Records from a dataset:
►

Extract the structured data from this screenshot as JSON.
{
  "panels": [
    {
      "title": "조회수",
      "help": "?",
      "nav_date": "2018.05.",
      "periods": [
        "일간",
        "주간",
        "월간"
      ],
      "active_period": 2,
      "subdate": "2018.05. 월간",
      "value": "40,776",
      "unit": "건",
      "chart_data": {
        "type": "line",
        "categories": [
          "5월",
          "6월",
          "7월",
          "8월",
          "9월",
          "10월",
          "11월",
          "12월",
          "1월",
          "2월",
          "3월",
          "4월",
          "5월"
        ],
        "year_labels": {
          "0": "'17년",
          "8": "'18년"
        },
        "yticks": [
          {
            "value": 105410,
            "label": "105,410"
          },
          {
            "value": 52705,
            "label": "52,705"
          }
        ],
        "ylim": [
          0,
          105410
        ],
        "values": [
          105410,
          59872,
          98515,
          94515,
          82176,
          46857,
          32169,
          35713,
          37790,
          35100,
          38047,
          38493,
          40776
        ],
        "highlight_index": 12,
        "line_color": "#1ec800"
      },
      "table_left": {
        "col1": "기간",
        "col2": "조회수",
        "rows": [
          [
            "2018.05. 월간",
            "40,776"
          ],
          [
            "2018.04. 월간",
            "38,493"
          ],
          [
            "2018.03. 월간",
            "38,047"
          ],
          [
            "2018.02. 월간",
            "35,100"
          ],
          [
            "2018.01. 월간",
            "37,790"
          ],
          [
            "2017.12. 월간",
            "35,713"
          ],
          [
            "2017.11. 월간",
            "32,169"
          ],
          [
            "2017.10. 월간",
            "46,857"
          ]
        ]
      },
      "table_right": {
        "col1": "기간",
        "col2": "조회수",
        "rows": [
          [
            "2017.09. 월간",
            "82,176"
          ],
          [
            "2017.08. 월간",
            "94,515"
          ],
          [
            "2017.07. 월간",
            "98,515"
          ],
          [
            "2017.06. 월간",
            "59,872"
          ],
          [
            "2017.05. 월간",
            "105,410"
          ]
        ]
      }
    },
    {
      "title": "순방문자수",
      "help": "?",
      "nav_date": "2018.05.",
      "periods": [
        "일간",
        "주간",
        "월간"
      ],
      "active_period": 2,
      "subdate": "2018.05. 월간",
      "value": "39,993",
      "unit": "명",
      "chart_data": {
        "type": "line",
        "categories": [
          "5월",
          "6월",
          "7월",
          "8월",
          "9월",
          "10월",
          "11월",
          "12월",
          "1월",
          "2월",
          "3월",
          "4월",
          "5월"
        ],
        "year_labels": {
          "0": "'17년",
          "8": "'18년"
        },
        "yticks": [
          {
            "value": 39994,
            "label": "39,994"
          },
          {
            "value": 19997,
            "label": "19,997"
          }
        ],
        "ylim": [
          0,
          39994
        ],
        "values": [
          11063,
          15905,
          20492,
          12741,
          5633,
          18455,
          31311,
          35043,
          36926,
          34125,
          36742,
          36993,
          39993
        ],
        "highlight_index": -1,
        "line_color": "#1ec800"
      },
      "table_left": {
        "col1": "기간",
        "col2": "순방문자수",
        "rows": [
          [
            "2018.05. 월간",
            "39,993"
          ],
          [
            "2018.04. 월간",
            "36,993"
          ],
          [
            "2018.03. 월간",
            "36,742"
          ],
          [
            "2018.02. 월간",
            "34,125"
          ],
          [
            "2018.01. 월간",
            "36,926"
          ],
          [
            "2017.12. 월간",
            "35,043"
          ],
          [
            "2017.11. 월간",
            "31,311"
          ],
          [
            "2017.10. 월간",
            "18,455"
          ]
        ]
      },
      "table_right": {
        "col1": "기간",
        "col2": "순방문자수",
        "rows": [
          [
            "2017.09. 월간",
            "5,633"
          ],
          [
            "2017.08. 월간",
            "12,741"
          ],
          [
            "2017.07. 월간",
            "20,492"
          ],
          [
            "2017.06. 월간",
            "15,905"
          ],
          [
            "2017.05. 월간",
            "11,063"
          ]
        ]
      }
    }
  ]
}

◄

**YOUR GOAL:** Print the listing above in its entirety, with every line exact.

**RESULT BELOW:**
Extract the structured data from this screenshot as JSON.
{
  "panels": [
    {
      "title": "조회수",
      "help": "?",
      "nav_date": "2018.05.",
      "periods": [
        "일간",
        "주간",
        "월간"
      ],
      "active_period": 2,
      "subdate": "2018.05. 월간",
      "value": "40,776",
      "unit": "건",
      "chart_data": {
        "type": "line",
        "categories": [
          "5월",
          "6월",
          "7월",
          "8월",
          "9월",
          "10월",
          "11월",
          "12월",
          "1월",
          "2월",
          "3월",
          "4월",
          "5월"
        ],
        "year_labels": {
          "0": "'17년",
          "8": "'18년"
        },
        "yticks": [
          {
            "value": 105410,
            "label": "105,410"
          },
          {
            "value": 52705,
            "label": "52,705"
          }
        ],
        "ylim": [
          0,
          105410
        ],
        "values": [
          105410,
          59872,
          98515,
          94515,
          82176,
          46857,
          32169,
          35713,
          37790,
          35100,
          38047,
          38493,
          40776
        ],
        "highlight_index": 12,
        "line_color": "#1ec800"
      },
      "table_left": {
        "col1": "기간",
        "col2": "조회수",
        "rows": [
          [
            "2018.05. 월간",
            "40,776"
          ],
          [
            "2018.04. 월간",
            "38,493"
          ],
          [
            "2018.03. 월간",
            "38,047"
          ],
          [
            "2018.02. 월간",
            "35,100"
          ],
          [
            "2018.01. 월간",
            "37,790"
          ],
          [
            "2017.12. 월간",
            "35,713"
          ],
          [
            "2017.11. 월간",
            "32,169"
          ],
          [
            "2017.10. 월간",
            "46,857"
          ]
        ]
      },
      "table_right": {
        "col1": "기간",
        "col2": "조회수",
        "rows": [
          [
            "2017.09. 월간",
            "82,176"
          ],
          [
            "2017.08. 월간",
            "94,515"
          ],
          [
            "2017.07. 월간",
            "98,515"
          ],
          [
            "2017.06. 월간",
            "59,872"
          ],
          [
            "2017.05. 월간",
            "105,410"
          ]
        ]
      }
    },
    {
      "title": "순방문자수",
      "help": "?",
      "nav_date": "2018.05.",
      "periods": [
        "일간",
        "주간",
        "월간"
      ],
      "active_period": 2,
      "subdate": "2018.05. 월간",
      "value": "39,993",
      "unit": "명",
      "chart_data": {
        "type": "line",
        "categories": [
          "5월",
          "6월",
          "7월",
          "8월",
          "9월",
          "10월",
          "11월",
          "12월",
          "1월",
          "2월",
          "3월",
          "4월",
          "5월"
        ],
        "year_labels": {
          "0": "'17년",
          "8": "'18년"
        },
        "yticks": [
          {
            "value": 39994,
            "label": "39,994"
          },
          {
            "value": 19997,
            "label": "19,997"
          }
        ],
        "ylim": [
          0,
          39994
        ],
        "values": [
          11063,
          15905,
          20492,
          12741,
          5633,
          18455,
          31311,
          35043,
          36926,
          34125,
          36742,
          36993,
          39993
        ],
        "highlight_index": -1,
        "line_color": "#1ec800"
      },
      "table_left": {
        "col1": "기간",
        "col2": "순방문자수",
        "rows": [
          [
            "2018.05. 월간",
            "39,993"
          ],
          [
            "2018.04. 월간",
            "36,993"
          ],
          [
            "2018.03. 월간",
            "36,742"
          ],
          [
            "2018.02. 월간",
            "34,125"
          ],
          [
            "2018.01. 월간",
            "36,926"
          ],
          [
            "2017.12. 월간",
            "35,043"
          ],
          [
            "2017.11. 월간",
            "31,311"
          ],
          [
            "2017.10. 월간",
            "18,455"
          ]
        ]
      },
      "table_right": {
        "col1": "기간",
        "col2": "순방문자수",
        "rows": [
          [
            "2017.09. 월간",
            "5,633"
          ],
          [
            "2017.08. 월간",
            "12,741"
          ],
          [
            "2017.07. 월간",
            "20,492"
          ],
          [
            "2017.06. 월간",
            "15,905"
          ],
          [
            "2017.05. 월간",
            "11,063"
          ]
        ]
      }
    }
  ]
}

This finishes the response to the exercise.